Given problem. Output the rows verbatim from the start of the rows through the line containing "190, 678, 279]", with both ends included.

Records provided.
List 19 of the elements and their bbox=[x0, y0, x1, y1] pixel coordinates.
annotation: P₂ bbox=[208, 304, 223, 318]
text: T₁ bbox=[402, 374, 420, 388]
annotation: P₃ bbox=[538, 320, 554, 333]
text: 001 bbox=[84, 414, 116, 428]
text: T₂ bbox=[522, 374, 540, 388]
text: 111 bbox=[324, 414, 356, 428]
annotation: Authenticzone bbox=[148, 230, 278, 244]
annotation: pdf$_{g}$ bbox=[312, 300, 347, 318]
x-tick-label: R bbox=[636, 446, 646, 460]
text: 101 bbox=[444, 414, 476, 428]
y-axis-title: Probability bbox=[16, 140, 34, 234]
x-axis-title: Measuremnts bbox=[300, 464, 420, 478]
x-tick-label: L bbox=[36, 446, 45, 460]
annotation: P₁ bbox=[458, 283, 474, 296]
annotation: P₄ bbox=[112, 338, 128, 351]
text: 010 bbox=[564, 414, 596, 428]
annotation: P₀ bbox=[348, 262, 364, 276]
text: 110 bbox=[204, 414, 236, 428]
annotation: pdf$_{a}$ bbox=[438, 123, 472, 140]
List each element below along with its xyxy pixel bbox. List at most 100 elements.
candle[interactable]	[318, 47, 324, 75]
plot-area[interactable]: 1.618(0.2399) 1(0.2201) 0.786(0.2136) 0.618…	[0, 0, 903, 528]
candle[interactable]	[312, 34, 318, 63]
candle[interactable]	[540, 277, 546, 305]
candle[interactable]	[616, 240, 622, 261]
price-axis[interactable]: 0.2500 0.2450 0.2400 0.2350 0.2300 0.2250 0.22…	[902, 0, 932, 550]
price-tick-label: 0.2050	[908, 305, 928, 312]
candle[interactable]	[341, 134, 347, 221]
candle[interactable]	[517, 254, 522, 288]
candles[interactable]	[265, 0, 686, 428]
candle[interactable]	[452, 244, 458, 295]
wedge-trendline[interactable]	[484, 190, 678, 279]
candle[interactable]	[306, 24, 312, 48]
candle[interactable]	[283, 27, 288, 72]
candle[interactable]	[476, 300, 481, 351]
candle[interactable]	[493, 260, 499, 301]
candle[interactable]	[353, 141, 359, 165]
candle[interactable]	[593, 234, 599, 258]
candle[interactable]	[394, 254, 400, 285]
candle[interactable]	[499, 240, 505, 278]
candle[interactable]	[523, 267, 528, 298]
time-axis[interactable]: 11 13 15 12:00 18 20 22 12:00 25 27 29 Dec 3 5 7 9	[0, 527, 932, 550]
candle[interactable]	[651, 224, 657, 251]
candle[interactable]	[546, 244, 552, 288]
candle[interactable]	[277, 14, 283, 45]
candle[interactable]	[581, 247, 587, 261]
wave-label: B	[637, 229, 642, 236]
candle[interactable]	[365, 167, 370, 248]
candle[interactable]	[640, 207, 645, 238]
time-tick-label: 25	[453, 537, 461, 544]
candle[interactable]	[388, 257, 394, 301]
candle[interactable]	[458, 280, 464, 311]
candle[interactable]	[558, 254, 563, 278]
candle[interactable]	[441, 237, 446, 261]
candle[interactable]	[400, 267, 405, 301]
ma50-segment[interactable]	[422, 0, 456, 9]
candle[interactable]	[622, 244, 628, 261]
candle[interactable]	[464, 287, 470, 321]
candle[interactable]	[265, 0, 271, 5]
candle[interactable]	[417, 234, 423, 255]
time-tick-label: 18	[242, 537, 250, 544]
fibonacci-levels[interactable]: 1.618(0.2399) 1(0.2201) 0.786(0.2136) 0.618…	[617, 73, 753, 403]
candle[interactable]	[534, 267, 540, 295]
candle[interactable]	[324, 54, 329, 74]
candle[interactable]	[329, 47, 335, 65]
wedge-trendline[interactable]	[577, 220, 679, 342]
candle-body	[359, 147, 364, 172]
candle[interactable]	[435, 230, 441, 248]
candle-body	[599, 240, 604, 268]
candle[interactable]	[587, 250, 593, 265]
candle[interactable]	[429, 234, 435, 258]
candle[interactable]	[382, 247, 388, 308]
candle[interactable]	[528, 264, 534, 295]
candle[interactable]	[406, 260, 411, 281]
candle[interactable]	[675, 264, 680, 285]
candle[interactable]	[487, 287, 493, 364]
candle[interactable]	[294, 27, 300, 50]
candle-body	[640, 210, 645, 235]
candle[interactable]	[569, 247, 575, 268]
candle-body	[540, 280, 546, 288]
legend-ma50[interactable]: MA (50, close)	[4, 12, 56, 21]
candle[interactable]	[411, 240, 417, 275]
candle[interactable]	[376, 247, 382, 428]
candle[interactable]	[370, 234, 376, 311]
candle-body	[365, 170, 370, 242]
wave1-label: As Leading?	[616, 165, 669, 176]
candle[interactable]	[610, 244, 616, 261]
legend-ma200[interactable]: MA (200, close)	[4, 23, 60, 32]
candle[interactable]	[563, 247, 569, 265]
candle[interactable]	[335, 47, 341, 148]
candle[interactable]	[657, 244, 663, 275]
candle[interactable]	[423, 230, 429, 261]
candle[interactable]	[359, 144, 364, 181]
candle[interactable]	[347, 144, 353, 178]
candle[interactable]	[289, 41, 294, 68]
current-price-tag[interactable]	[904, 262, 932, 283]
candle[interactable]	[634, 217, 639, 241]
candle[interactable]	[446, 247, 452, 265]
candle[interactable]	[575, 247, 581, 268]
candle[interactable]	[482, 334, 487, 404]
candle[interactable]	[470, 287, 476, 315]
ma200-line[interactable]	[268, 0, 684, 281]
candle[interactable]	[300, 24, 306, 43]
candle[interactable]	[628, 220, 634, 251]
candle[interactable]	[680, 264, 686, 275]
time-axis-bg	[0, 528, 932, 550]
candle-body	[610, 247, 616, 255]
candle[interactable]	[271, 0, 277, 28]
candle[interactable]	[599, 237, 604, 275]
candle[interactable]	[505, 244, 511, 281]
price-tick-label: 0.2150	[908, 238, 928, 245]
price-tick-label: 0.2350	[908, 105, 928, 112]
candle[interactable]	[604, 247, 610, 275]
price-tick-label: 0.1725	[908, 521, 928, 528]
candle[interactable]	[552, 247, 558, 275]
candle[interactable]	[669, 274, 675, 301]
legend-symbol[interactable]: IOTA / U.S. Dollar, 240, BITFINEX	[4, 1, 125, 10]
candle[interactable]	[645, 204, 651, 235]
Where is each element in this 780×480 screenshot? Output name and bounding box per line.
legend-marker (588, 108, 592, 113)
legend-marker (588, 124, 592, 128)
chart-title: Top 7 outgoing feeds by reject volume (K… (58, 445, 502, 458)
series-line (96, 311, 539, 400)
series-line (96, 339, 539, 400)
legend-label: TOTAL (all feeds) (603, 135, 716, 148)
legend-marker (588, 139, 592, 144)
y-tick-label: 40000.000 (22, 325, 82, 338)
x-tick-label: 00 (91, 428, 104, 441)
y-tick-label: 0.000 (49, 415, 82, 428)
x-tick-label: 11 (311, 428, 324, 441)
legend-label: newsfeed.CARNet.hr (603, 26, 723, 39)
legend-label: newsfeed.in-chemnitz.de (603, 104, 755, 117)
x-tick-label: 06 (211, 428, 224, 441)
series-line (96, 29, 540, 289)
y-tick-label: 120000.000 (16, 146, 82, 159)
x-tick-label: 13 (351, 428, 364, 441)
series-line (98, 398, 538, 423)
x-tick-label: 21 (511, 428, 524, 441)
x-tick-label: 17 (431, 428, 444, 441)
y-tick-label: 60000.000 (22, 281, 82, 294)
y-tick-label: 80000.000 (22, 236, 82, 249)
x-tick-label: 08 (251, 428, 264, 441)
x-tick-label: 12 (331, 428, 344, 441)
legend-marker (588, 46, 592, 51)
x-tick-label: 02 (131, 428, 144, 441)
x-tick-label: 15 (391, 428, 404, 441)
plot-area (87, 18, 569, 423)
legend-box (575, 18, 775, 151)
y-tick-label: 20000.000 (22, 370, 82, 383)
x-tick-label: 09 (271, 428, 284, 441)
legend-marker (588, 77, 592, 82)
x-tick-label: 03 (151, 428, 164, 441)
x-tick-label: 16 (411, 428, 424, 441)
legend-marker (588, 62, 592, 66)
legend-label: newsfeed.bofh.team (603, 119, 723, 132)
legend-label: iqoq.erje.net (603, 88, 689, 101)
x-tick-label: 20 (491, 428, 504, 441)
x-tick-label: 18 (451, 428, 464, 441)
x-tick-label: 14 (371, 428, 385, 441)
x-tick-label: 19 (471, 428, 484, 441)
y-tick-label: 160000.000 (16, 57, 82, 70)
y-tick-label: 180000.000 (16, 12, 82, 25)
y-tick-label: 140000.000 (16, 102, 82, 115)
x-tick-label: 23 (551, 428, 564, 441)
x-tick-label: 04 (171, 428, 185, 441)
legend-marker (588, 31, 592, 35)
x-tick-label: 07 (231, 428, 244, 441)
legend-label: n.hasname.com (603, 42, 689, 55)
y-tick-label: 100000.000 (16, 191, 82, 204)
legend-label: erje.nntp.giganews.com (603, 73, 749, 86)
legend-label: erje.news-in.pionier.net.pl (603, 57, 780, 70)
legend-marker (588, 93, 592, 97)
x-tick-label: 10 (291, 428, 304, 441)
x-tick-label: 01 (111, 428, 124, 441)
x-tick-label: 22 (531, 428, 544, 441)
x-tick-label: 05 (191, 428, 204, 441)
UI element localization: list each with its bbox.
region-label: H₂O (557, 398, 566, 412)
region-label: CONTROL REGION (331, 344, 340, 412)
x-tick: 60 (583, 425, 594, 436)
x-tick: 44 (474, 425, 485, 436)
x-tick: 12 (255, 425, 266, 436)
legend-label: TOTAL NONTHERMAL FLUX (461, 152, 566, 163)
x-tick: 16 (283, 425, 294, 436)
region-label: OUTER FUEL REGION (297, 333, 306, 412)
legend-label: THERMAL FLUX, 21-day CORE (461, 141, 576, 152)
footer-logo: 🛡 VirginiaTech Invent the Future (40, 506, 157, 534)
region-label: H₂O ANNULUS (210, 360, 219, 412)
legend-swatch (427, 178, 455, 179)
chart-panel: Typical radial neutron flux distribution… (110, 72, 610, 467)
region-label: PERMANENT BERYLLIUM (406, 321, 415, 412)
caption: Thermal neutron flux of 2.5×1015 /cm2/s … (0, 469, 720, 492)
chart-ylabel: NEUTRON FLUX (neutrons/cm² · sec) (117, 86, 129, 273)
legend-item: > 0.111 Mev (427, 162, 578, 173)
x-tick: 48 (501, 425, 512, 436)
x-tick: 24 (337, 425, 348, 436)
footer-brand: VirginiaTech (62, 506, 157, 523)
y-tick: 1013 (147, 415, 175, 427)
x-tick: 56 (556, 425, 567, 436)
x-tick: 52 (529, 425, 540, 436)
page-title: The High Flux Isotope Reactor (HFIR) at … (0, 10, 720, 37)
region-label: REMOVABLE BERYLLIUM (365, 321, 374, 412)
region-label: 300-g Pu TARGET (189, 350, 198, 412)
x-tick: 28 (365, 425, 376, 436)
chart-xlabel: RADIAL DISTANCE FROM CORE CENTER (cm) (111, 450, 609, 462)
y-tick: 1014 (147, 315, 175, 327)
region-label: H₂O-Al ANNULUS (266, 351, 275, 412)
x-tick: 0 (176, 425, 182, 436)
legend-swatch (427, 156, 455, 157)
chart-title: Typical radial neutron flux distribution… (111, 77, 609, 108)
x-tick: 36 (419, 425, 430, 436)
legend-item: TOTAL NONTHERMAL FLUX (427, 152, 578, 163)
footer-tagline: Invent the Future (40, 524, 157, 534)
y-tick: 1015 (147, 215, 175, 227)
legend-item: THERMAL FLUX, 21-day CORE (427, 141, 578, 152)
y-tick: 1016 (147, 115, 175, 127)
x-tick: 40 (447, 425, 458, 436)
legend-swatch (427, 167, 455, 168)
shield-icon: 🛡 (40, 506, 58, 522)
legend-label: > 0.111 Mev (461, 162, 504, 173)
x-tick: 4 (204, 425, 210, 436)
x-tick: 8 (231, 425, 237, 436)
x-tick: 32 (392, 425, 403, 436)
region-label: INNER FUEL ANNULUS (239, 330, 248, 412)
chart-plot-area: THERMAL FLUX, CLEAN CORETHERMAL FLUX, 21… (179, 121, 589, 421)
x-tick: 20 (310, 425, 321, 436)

In response.
List 19 of the elements and their bbox=[x0, y0, x1, y1] pixel coordinates.
annotation: P₂ bbox=[208, 304, 223, 318]
text: T₁ bbox=[402, 374, 420, 388]
annotation: P₃ bbox=[538, 320, 554, 333]
text: 001 bbox=[84, 414, 116, 428]
text: T₂ bbox=[522, 374, 540, 388]
text: 111 bbox=[324, 414, 356, 428]
annotation: Authenticzone bbox=[148, 230, 278, 244]
annotation: pdf$_{g}$ bbox=[312, 300, 347, 318]
x-tick-label: R bbox=[636, 446, 646, 460]
text: 101 bbox=[444, 414, 476, 428]
y-axis-title: Probability bbox=[16, 140, 34, 234]
x-axis-title: Measuremnts bbox=[300, 464, 420, 478]
x-tick-label: L bbox=[36, 446, 45, 460]
annotation: P₁ bbox=[458, 283, 474, 296]
annotation: P₄ bbox=[112, 338, 128, 351]
text: 010 bbox=[564, 414, 596, 428]
annotation: P₀ bbox=[348, 262, 364, 276]
text: 110 bbox=[204, 414, 236, 428]
annotation: pdf$_{a}$ bbox=[438, 123, 472, 140]
List each element below along with its xyxy pixel bbox. List at most 100 elements.
candle[interactable]	[318, 47, 324, 75]
plot-area[interactable]: 1.618(0.2399) 1(0.2201) 0.786(0.2136) 0.618…	[0, 0, 903, 528]
candle[interactable]	[312, 34, 318, 63]
candle[interactable]	[540, 277, 546, 305]
candle[interactable]	[616, 240, 622, 261]
price-axis[interactable]: 0.2500 0.2450 0.2400 0.2350 0.2300 0.2250 0.22…	[902, 0, 932, 550]
price-tick-label: 0.2050	[908, 305, 928, 312]
candle[interactable]	[341, 134, 347, 221]
candle[interactable]	[517, 254, 522, 288]
candles[interactable]	[265, 0, 686, 428]
candle[interactable]	[452, 244, 458, 295]
wedge-trendline[interactable]	[484, 190, 678, 279]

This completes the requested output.